++++ BRANO ESTRATTO

Considerata nella prospettiva dell’efficacia (inefficacia) educativa dell’eventuale bocciatura devo onestamente dire che nessuna delle due posizioni è del tutto convincente. Se la prima ha il merito di richiamare la scuola ai suoi doveri “promozionali” e non soltanto “selettivi”, alla seconda va riconosciuto il richiamo al rigore e alla responsabilità personale. Non si è promossi se non si lavora e merita il passaggio alla classe successiva solo chi si è dato da fare. E se va sfatata la diffusa convinzione che la scuola di qualità è solo quella composta da un corpo docente severo che boccia senza pietà, non si può neppure accettare l’idea che una scuola nella quale i bocciati sono relativamente pochi, o al limite nessuno, sia ipso facto una scuola “buonista” o mediocre.
La questione va impostata, a mio giudizio, secondo altri parametri. Mi piacerebbe che i consigli di classe – e più generale l’organizzazione generale della scuola – ragionasse nell’ottica educativa della personalizzazione della bocciatura. Prima di bocciare bisognerebbe, cioè, tenere conto delle possibili conseguenze che derivano da una decisione che non può esser trattata alla stregua di un atto soltanto amministrativo o peggio vista come la soluzione del problema dell’alunno lento/pigro o chiassoso/indisciplinato. A parità di condizioni (comportamento indisciplinato, mediocrità dei risultati, assenza della famiglia e quant’altro può influenzare un esito negativo) le reazioni possono essere sul piano personale molto diverse.
Ci sono allievi che dallo scacco scolastico ricevono ulteriori forme di umiliazione e di disconferma e peggiorano di conseguenza il loro rapporto con la scuola, altri per i quali invece la ripetizione dell’anno scolastico può rivelarsi nel tempo un’esperienza produttiva. Quanti bocciati hanno saputo egregiamente riscattarsi! Molto dipende da come viene motivata e gestita la bocciatura. Provo a indicare qualche ipotesi di soluzione. Mi piacerebbe che, come accade negli ospedali più attenti al malato dove i medici discutono la terapia con il paziente, anche i consigli di classe organizzassero appositi incontri – so che in qualche caso ciò avviene – con gli alunni bocciati e le rispettive famiglie per concordare un “piano di rientro”.

++++++++
++++ DATI FORNITI

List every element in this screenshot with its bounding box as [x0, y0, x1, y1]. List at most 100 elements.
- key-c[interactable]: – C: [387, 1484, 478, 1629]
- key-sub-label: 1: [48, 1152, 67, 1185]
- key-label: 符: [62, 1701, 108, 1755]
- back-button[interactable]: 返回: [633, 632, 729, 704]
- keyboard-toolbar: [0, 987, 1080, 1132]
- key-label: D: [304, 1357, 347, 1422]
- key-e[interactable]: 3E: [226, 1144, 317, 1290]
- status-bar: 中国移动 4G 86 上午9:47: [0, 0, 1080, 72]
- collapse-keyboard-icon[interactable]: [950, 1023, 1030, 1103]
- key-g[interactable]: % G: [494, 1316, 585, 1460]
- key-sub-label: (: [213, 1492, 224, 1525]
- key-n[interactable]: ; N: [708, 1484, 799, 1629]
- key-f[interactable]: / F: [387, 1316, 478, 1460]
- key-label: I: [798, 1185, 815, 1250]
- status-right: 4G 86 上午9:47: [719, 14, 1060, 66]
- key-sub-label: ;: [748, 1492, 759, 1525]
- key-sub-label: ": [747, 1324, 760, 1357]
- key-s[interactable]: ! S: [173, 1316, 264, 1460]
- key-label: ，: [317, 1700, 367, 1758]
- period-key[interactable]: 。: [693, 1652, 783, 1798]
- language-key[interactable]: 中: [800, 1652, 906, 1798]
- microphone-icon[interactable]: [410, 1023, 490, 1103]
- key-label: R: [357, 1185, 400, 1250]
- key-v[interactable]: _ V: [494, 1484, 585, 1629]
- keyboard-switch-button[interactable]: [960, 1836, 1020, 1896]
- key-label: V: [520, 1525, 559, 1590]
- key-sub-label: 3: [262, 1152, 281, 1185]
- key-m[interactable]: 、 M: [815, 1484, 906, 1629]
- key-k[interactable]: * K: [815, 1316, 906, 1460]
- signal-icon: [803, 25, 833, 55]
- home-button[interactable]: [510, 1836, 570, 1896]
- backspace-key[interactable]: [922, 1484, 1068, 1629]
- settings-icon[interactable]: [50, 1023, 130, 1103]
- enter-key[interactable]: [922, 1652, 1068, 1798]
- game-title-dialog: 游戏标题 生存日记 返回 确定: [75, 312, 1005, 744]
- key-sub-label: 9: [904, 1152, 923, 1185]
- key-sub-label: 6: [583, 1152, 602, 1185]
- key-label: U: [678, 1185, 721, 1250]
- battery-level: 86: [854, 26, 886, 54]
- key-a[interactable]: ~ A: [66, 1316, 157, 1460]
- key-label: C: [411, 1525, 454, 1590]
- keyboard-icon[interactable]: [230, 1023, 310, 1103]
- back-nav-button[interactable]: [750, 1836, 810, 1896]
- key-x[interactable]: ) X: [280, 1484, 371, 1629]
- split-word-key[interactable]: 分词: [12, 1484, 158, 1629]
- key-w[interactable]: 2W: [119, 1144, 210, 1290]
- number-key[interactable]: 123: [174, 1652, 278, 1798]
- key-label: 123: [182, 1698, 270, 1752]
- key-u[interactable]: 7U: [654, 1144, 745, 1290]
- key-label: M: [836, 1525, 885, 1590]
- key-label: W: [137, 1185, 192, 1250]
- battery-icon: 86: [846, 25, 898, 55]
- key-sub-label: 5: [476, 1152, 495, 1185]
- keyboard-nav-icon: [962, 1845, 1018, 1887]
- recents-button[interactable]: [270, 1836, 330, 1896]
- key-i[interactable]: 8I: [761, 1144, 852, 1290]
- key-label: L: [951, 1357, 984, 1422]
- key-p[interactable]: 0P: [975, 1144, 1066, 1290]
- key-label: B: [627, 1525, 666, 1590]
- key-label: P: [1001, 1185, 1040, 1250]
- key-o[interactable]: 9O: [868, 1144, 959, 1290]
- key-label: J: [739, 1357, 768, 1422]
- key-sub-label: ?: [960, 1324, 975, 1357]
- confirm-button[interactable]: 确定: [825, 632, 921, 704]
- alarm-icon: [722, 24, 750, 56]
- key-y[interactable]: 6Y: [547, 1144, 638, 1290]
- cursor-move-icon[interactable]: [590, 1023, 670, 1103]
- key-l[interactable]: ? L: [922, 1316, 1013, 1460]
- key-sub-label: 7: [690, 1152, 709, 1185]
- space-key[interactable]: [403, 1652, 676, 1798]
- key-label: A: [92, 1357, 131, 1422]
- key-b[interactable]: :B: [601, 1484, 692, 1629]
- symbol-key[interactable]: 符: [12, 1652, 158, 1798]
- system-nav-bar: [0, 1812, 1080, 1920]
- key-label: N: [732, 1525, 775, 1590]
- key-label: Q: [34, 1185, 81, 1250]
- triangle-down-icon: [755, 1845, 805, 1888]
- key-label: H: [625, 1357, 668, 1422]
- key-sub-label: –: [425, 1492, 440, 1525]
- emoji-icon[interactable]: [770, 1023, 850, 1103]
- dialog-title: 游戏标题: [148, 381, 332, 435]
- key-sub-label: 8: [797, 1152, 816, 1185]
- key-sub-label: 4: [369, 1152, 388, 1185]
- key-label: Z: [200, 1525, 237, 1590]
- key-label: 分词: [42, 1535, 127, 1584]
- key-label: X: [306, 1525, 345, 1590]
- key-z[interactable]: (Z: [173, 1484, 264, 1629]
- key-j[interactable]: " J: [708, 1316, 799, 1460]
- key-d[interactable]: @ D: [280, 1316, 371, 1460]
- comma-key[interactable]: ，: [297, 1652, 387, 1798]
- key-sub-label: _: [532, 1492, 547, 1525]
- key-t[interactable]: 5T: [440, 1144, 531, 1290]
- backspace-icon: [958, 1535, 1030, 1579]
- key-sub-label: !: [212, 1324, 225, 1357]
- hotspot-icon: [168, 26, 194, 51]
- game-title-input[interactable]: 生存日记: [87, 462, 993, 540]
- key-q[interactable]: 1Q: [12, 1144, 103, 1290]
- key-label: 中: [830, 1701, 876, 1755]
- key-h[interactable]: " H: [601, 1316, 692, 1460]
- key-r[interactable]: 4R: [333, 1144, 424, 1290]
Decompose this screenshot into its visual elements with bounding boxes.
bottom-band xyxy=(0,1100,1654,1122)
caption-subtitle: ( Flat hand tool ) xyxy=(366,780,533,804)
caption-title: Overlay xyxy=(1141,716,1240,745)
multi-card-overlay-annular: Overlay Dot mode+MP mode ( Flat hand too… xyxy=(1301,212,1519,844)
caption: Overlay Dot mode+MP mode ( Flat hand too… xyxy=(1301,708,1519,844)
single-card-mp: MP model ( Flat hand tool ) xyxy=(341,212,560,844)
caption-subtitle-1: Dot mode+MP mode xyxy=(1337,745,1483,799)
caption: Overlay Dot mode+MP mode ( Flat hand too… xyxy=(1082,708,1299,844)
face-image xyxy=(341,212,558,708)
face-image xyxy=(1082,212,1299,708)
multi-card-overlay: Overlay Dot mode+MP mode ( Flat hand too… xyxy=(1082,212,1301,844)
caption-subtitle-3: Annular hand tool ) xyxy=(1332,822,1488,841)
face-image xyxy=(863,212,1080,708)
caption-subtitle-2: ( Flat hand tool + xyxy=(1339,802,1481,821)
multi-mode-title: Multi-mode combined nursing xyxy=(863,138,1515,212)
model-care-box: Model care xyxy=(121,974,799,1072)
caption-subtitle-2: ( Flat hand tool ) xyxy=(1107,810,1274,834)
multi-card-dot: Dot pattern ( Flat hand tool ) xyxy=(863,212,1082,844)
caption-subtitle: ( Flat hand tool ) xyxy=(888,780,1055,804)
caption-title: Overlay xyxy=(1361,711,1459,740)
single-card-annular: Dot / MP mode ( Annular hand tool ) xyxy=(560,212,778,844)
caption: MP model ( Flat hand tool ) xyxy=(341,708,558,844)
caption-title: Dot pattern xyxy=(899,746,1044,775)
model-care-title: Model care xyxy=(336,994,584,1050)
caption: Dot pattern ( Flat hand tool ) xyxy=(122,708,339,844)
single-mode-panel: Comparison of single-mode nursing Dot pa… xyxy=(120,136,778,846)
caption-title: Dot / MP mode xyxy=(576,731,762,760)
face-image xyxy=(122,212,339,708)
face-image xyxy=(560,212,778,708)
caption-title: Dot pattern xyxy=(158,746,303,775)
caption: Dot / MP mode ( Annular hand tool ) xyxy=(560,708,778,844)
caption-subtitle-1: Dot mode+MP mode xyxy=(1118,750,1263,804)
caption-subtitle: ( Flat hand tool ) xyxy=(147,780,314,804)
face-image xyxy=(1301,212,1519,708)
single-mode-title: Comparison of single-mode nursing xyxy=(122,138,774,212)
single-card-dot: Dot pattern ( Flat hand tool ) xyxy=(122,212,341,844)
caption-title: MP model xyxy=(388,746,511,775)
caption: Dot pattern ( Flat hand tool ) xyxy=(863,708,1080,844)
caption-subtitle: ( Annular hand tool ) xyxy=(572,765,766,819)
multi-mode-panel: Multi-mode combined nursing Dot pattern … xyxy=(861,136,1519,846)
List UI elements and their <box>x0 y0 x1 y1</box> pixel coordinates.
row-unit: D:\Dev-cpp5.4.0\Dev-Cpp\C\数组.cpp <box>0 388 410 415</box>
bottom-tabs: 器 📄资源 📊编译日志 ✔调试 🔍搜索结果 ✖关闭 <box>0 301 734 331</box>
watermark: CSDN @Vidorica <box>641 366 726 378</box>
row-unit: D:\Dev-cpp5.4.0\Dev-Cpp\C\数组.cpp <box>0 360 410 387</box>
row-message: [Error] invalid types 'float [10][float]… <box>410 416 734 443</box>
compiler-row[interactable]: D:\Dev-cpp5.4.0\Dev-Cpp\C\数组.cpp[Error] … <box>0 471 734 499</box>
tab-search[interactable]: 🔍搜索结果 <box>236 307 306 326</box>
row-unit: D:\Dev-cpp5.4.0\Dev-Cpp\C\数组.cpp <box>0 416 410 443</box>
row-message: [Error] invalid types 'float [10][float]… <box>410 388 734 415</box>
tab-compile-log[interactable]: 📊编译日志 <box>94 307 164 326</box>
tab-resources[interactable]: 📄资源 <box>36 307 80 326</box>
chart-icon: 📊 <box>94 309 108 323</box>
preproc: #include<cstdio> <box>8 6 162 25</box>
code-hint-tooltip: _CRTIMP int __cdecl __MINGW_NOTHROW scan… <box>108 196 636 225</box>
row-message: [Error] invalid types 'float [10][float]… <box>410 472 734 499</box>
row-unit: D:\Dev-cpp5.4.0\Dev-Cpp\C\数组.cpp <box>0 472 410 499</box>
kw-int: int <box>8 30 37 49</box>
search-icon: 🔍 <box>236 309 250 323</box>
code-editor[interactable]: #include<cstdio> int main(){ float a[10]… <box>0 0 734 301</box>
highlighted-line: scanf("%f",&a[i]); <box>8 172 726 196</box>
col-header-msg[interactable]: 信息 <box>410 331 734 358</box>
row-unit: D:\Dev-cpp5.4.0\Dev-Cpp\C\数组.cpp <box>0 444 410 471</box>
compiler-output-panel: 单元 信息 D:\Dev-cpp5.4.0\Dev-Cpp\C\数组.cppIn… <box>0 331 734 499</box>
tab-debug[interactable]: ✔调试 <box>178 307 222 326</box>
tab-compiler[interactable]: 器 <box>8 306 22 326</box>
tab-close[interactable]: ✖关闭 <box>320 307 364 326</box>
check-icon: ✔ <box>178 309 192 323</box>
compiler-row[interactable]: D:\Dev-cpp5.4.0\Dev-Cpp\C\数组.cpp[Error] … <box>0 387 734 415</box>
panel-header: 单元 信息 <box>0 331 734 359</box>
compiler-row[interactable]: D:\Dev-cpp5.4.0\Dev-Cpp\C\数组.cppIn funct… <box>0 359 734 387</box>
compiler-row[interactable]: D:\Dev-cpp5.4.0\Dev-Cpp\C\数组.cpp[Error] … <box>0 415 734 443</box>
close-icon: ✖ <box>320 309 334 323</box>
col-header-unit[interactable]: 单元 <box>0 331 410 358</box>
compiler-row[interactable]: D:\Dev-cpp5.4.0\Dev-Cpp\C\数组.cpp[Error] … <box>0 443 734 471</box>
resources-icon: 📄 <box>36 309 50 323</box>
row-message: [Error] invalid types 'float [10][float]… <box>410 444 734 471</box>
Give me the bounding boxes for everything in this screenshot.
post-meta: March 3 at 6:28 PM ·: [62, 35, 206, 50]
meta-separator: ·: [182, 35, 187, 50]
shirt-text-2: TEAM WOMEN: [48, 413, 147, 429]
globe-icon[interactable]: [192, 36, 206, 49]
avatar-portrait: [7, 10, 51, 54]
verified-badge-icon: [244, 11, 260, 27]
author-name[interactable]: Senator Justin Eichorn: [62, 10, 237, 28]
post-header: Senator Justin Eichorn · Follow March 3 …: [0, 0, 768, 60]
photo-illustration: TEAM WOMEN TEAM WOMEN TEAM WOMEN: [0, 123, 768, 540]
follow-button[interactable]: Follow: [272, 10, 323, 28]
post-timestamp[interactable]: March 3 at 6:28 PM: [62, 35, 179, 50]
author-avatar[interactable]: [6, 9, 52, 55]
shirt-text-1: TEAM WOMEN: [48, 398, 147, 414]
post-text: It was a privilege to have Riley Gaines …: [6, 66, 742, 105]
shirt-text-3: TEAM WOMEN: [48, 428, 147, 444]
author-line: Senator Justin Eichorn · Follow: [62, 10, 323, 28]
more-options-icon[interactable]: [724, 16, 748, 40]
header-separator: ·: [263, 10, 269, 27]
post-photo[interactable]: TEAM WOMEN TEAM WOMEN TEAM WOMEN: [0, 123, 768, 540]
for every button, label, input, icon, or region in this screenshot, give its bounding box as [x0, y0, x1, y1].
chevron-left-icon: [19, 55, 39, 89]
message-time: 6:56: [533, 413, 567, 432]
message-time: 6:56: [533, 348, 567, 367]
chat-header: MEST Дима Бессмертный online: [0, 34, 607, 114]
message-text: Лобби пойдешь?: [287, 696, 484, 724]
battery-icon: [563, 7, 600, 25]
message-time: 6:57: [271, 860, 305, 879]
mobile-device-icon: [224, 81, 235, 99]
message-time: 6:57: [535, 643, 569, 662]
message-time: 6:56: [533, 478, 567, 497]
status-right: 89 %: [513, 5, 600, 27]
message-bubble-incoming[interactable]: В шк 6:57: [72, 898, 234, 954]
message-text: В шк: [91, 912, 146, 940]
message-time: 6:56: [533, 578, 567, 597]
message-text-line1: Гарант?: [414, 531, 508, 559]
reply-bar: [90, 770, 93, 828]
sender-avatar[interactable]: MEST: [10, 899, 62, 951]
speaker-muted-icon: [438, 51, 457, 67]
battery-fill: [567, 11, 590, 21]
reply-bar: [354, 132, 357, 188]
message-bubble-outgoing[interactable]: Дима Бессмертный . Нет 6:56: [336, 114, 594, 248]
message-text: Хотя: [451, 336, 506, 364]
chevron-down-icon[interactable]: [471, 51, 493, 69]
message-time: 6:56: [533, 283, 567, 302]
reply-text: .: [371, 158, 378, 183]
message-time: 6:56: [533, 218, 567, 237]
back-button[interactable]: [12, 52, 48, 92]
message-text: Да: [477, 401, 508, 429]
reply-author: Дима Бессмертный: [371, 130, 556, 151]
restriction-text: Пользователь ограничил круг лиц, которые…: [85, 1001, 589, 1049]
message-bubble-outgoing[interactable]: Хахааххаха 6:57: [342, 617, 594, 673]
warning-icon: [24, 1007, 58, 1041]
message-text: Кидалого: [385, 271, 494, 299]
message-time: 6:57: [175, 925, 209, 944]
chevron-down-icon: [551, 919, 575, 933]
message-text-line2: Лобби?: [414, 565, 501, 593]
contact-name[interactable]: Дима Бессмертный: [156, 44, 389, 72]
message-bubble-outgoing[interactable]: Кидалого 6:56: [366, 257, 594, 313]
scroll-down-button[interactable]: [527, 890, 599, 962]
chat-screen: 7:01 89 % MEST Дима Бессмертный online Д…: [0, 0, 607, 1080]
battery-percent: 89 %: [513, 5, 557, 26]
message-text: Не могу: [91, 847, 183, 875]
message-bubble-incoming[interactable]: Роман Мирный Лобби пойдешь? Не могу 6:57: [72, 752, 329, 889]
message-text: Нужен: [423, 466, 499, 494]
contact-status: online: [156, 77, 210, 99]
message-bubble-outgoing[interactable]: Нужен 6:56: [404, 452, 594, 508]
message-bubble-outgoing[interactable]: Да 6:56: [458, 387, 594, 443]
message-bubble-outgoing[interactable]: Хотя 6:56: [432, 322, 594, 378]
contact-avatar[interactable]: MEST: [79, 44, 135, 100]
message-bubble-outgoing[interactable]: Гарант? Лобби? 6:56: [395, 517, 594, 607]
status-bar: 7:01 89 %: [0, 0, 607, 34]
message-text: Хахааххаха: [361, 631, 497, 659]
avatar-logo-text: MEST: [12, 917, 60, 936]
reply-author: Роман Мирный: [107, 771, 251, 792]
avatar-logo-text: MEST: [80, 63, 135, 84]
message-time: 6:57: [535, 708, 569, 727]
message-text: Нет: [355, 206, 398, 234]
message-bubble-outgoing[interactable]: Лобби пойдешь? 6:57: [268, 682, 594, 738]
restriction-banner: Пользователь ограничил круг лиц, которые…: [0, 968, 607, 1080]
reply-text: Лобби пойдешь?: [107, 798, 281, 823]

++++++++

→ CONSEGNA A: Nel testo sulla bocciatura, che cosa fanno i medici negli ospedali più attenti al malato?
→ CONSEGNA B: Porta avanti il testo sulla bocciatura, riprendendo subito dopo l'ultima frase riportata.

→ RISPOSTA ATTESA A: Discutono la terapia con il paziente.

→ RISPOSTA ATTESA B:
Perché non offrire, poi, a fianco dei corsi estivi per gli alunni “sospesi” (ex rimandati) anche iniziative di recupero per i bocciati senza lasciarli a se stessi per tutti i mesi estivi? Si potrebbero immaginare appositi crediti da capitalizzare nell’anno ripetuto. Anche se mi pare un po’ forzata, l’idea della bocciatura come “peccato sociale” (visto che essa ha un risvolto negativo anche economico e dunque provoca un danno) mi sembra tuttavia intrigante. Perché, allora, non organizzare delle forme di restituzione più o meno come accade per i bulletti che devono rimediare con qualche servizio sociale ai danni provocati?
E infine perché, in una prospettiva più generale, non tornare all’ipotesi – ventilata ai tempi del progetto riformistico del ministro Moratti – delle bocciature a scadenza biennale? Se si pensa alle difficoltà nel passaggio, per esempio, tra scuola media e istituti secondari, potrebbe dimostrarsi efficace il ricorso a un “cartellino giallo” al termine del primo anno con la lista delle materie da rimediare, attraverso apposite iniziative, nel corso della classe successiva nella prospettiva di evitare alla fine del biennio l’impietoso e definitivo “cartellino rosso” della bocciatura.